**YOUR OBJECTIVE:** Only the pictures are to be left out; set down the rest of the records exactly.

**RECORDS PROVIDED:**
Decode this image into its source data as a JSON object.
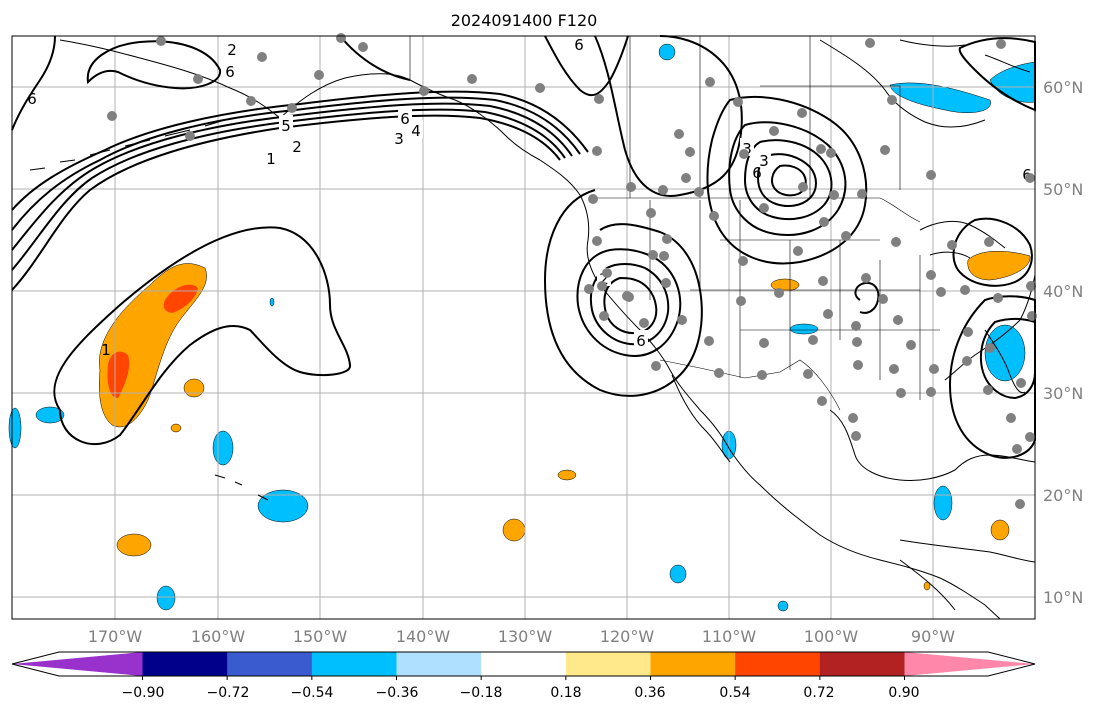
{
  "title": "2024091400 F120",
  "lat_labels": [
    "60°N",
    "50°N",
    "40°N",
    "30°N",
    "20°N",
    "10°N"
  ],
  "lon_labels": [
    "170°W",
    "160°W",
    "150°W",
    "140°W",
    "130°W",
    "120°W",
    "110°W",
    "100°W",
    "90°W"
  ],
  "contour_labels": [
    "1",
    "2",
    "3",
    "4",
    "5",
    "6",
    "6",
    "6",
    "6",
    "3",
    "3",
    "2",
    "2",
    "6",
    "6",
    "1",
    "6"
  ],
  "colorbar": {
    "ticks": [
      "−0.90",
      "−0.72",
      "−0.54",
      "−0.36",
      "−0.18",
      "0.18",
      "0.36",
      "0.54",
      "0.72",
      "0.90"
    ],
    "colors": [
      "#9932cc",
      "#00008b",
      "#3a5bd0",
      "#00bfff",
      "#b0e0ff",
      "#ffffff",
      "#ffe98a",
      "#ffa500",
      "#ff4500",
      "#b22222",
      "#ff88aa"
    ]
  },
  "colors": {
    "station_dot": "#808080",
    "contour": "#000000",
    "grid": "#b0b0b0"
  }
}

**ANSWER TO THIS EXERCISE:**
Decode this image into its source data as a JSON object.
{
  "title": "2024091400 F120",
  "lat_labels": [
    "60°N",
    "50°N",
    "40°N",
    "30°N",
    "20°N",
    "10°N"
  ],
  "lon_labels": [
    "170°W",
    "160°W",
    "150°W",
    "140°W",
    "130°W",
    "120°W",
    "110°W",
    "100°W",
    "90°W"
  ],
  "contour_labels": [
    "1",
    "2",
    "3",
    "4",
    "5",
    "6",
    "6",
    "6",
    "6",
    "3",
    "3",
    "2",
    "2",
    "6",
    "6",
    "1",
    "6"
  ],
  "colorbar": {
    "ticks": [
      "−0.90",
      "−0.72",
      "−0.54",
      "−0.36",
      "−0.18",
      "0.18",
      "0.36",
      "0.54",
      "0.72",
      "0.90"
    ],
    "colors": [
      "#9932cc",
      "#00008b",
      "#3a5bd0",
      "#00bfff",
      "#b0e0ff",
      "#ffffff",
      "#ffe98a",
      "#ffa500",
      "#ff4500",
      "#b22222",
      "#ff88aa"
    ]
  },
  "colors": {
    "station_dot": "#808080",
    "contour": "#000000",
    "grid": "#b0b0b0"
  }
}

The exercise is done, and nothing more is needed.